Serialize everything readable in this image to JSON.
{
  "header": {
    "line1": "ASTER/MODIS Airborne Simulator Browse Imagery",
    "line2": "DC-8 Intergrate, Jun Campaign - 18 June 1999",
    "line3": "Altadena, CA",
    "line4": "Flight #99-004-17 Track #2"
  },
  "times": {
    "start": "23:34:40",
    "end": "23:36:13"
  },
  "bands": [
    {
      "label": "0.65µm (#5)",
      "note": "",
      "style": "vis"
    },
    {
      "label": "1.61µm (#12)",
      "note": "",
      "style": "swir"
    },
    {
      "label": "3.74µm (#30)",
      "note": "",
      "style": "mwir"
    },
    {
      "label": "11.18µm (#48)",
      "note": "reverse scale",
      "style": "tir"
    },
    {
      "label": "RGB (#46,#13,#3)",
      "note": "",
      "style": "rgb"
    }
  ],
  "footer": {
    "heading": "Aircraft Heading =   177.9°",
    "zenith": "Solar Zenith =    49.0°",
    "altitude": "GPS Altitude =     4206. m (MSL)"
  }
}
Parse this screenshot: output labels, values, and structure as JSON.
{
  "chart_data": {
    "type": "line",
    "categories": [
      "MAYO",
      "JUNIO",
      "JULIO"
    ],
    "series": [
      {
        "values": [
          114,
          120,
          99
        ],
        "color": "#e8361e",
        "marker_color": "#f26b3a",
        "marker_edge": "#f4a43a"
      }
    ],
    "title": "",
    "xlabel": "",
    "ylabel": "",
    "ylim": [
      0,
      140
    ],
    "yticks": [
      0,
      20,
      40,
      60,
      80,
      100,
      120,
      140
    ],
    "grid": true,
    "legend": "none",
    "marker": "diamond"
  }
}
###
Direction. Each line in the entries above that includes the string "values" should be extracted.

Complete response.
Parse this screenshot: output labels, values, and structure as JSON.
        "values": [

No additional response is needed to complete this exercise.